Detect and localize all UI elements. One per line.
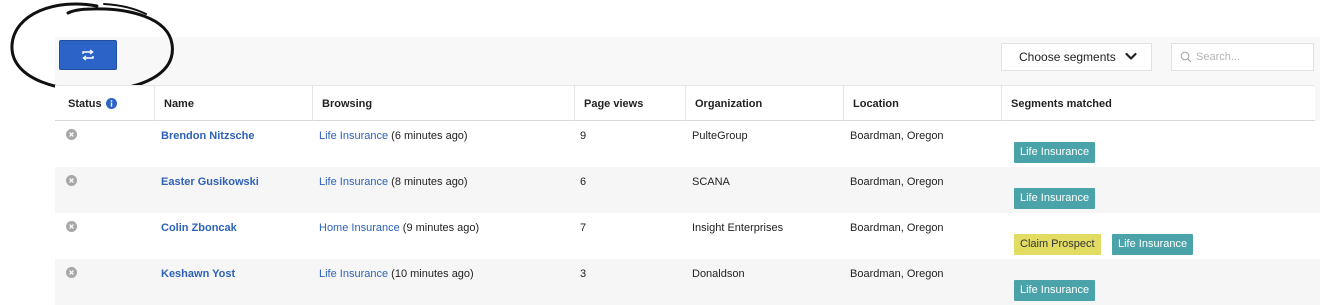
info-icon[interactable] [105, 98, 117, 109]
status-inactive-icon [66, 175, 77, 186]
column-header-segments-matched[interactable]: Segments matched [1001, 86, 1315, 121]
segment-tag-life-insurance[interactable]: Life Insurance [1014, 188, 1096, 209]
table-row: Colin Zboncak Home Insurance (9 minutes … [55, 213, 1320, 259]
segment-tag-claim-prospect[interactable]: Claim Prospect [1014, 234, 1101, 255]
chevron-down-icon [1125, 52, 1137, 60]
browsing-time: (10 minutes ago) [388, 268, 474, 280]
column-header-label: Status [68, 97, 102, 110]
table-row: Keshawn Yost Life Insurance (10 minutes … [55, 259, 1320, 305]
refresh-button[interactable] [59, 40, 117, 70]
location-value: Boardman, Oregon [850, 176, 944, 188]
segments-dropdown[interactable]: Choose segments [1001, 43, 1152, 71]
table-row: Brendon Nitzsche Life Insurance (6 minut… [55, 121, 1320, 167]
organization-value: Donaldson [692, 268, 745, 280]
page-views-value: 6 [580, 176, 587, 188]
segment-tag-life-insurance[interactable]: Life Insurance [1112, 234, 1194, 255]
column-header-name[interactable]: Name [154, 86, 312, 121]
column-header-label: Location [853, 97, 899, 110]
browsing-time: (8 minutes ago) [388, 176, 468, 188]
column-header-label: Name [164, 97, 194, 110]
browsing-cell: Home Insurance (9 minutes ago) [319, 222, 479, 234]
column-header-organization[interactable]: Organization [685, 86, 843, 121]
browsing-page-link[interactable]: Life Insurance [319, 176, 388, 188]
page-views-value: 9 [580, 130, 587, 142]
table-header: Status Name Browsing Page views Organiza… [55, 85, 1315, 121]
organization-value: Insight Enterprises [692, 222, 784, 234]
segment-tag-life-insurance[interactable]: Life Insurance [1014, 280, 1096, 301]
status-inactive-icon [66, 267, 77, 278]
location-value: Boardman, Oregon [850, 222, 944, 234]
column-header-label: Organization [695, 97, 763, 110]
segment-tag-life-insurance[interactable]: Life Insurance [1014, 142, 1096, 163]
search-icon [1180, 51, 1192, 63]
table-row: Easter Gusikowski Life Insurance (8 minu… [55, 167, 1320, 213]
segments-dropdown-label: Choose segments [1019, 50, 1116, 64]
location-value: Boardman, Oregon [850, 268, 944, 280]
browsing-time: (6 minutes ago) [388, 130, 468, 142]
column-header-label: Segments matched [1011, 97, 1112, 110]
visitor-name-link[interactable]: Keshawn Yost [161, 268, 235, 280]
page-views-value: 3 [580, 268, 587, 280]
browsing-cell: Life Insurance (8 minutes ago) [319, 176, 468, 188]
browsing-time: (9 minutes ago) [399, 222, 480, 234]
status-inactive-icon [66, 221, 77, 232]
browsing-cell: Life Insurance (6 minutes ago) [319, 130, 468, 142]
status-inactive-icon [66, 129, 77, 140]
search-box[interactable] [1171, 43, 1314, 71]
page-views-value: 7 [580, 222, 587, 234]
visitor-name-link[interactable]: Colin Zboncak [161, 222, 237, 234]
column-header-page-views[interactable]: Page views [574, 86, 685, 121]
column-header-location[interactable]: Location [843, 86, 1001, 121]
browsing-page-link[interactable]: Home Insurance [319, 222, 400, 234]
refresh-icon [82, 49, 94, 61]
organization-value: SCANA [692, 176, 730, 188]
visitor-name-link[interactable]: Brendon Nitzsche [161, 130, 255, 142]
organization-value: PulteGroup [692, 130, 748, 142]
search-input[interactable] [1196, 51, 1304, 63]
browsing-page-link[interactable]: Life Insurance [319, 130, 388, 142]
column-header-label: Page views [584, 97, 644, 110]
column-header-browsing[interactable]: Browsing [312, 86, 574, 121]
column-header-label: Browsing [322, 97, 373, 110]
browsing-page-link[interactable]: Life Insurance [319, 268, 388, 280]
browsing-cell: Life Insurance (10 minutes ago) [319, 268, 474, 280]
column-header-status[interactable]: Status [55, 86, 154, 121]
visitor-name-link[interactable]: Easter Gusikowski [161, 176, 259, 188]
location-value: Boardman, Oregon [850, 130, 944, 142]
_ _ _
- [JOB]: Render every line in the rows above as a JSON list of strings, one string per line, with blank lines left out. Omit the pictures.

- [RESULT OF THIS TASK]:
[
  "Detect and localize all UI elements. One per line.",
  "info-icon[interactable] [105, 98, 117, 109]",
  "status-inactive-icon [66, 175, 77, 186]",
  "column-header-segments-matched[interactable]: Segments matched [1001, 86, 1315, 121]",
  "segment-tag-life-insurance[interactable]: Life Insurance [1014, 188, 1096, 209]",
  "table-row: Colin Zboncak Home Insurance (9 minutes … [55, 213, 1320, 259]",
  "segment-tag-claim-prospect[interactable]: Claim Prospect [1014, 234, 1101, 255]",
  "chevron-down-icon [1125, 52, 1137, 60]",
  "browsing-time: (10 minutes ago) [388, 268, 474, 280]",
  "column-header-label: Status [68, 97, 102, 110]",
  "table-row: Keshawn Yost Life Insurance (10 minutes … [55, 259, 1320, 305]",
  "refresh-button[interactable] [59, 40, 117, 70]",
  "location-value: Boardman, Oregon [850, 176, 944, 188]",
  "segments-dropdown[interactable]: Choose segments [1001, 43, 1152, 71]",
  "table-row: Brendon Nitzsche Life Insurance (6 minut… [55, 121, 1320, 167]",
  "organization-value: Donaldson [692, 268, 745, 280]",
  "page-views-value: 6 [580, 176, 587, 188]",
  "segment-tag-life-insurance[interactable]: Life Insurance [1112, 234, 1194, 255]",
  "column-header-name[interactable]: Name [154, 86, 312, 121]",
  "column-header-label: Location [853, 97, 899, 110]",
  "browsing-time: (8 minutes ago) [388, 176, 468, 188]",
  "column-header-label: Name [164, 97, 194, 110]",
  "browsing-cell: Home Insurance (9 minutes ago) [319, 222, 479, 234]",
  "column-header-organization[interactable]: Organization [685, 86, 843, 121]",
  "browsing-page-link[interactable]: Life Insurance [319, 176, 388, 188]",
  "page-views-value: 9 [580, 130, 587, 142]",
  "table-header: Status Name Browsing Page views Organiza… [55, 85, 1315, 121]",
  "organization-value: Insight Enterprises [692, 222, 784, 234]",
  "segment-tag-life-insurance[interactable]: Life Insurance [1014, 280, 1096, 301]",
  "status-inactive-icon [66, 267, 77, 278]",
  "location-value: Boardman, Oregon [850, 222, 944, 234]",
  "column-header-label: Organization [695, 97, 763, 110]",
  "segment-tag-life-insurance[interactable]: Life Insurance [1014, 142, 1096, 163]",
  "search-icon [1180, 51, 1192, 63]",
  "table-row: Easter Gusikowski Life Insurance (8 minu… [55, 167, 1320, 213]",
  "segments-dropdown-label: Choose segments [1019, 50, 1116, 64]",
  "location-value: Boardman, Oregon [850, 268, 944, 280]",
  "browsing-time: (6 minutes ago) [388, 130, 468, 142]",
  "column-header-label: Segments matched [1011, 97, 1112, 110]",
  "visitor-name-link[interactable]: Keshawn Yost [161, 268, 235, 280]",
  "page-views-value: 3 [580, 268, 587, 280]",
  "browsing-cell: Life Insurance (8 minutes ago) [319, 176, 468, 188]",
  "browsing-time: (9 minutes ago) [399, 222, 480, 234]",
  "status-inactive-icon [66, 221, 77, 232]",
  "browsing-cell: Life Insurance (6 minutes ago) [319, 130, 468, 142]",
  "status-inactive-icon [66, 129, 77, 140]",
  "search-box[interactable] [1171, 43, 1314, 71]",
  "page-views-value: 7 [580, 222, 587, 234]",
  "visitor-name-link[interactable]: Colin Zboncak [161, 222, 237, 234]",
  "column-header-page-views[interactable]: Page views [574, 86, 685, 121]",
  "column-header-location[interactable]: Location [843, 86, 1001, 121]",
  "browsing-page-link[interactable]: Home Insurance [319, 222, 400, 234]",
  "refresh-icon [82, 49, 94, 61]",
  "organization-value: SCANA [692, 176, 730, 188]",
  "visitor-name-link[interactable]: Brendon Nitzsche [161, 130, 255, 142]",
  "organization-value: PulteGroup [692, 130, 748, 142]",
  "search-input[interactable] [1196, 51, 1304, 63]",
  "browsing-page-link[interactable]: Life Insurance [319, 130, 388, 142]",
  "column-header-label: Page views [584, 97, 644, 110]",
  "column-header-browsing[interactable]: Browsing [312, 86, 574, 121]",
  "column-header-label: Browsing [322, 97, 373, 110]",
  "browsing-page-link[interactable]: Life Insurance [319, 268, 388, 280]",
  "browsing-cell: Life Insurance (10 minutes ago) [319, 268, 474, 280]",
  "column-header-status[interactable]: Status [55, 86, 154, 121]",
  "visitor-name-link[interactable]: Easter Gusikowski [161, 176, 259, 188]",
  "location-value: Boardman, Oregon [850, 130, 944, 142]"
]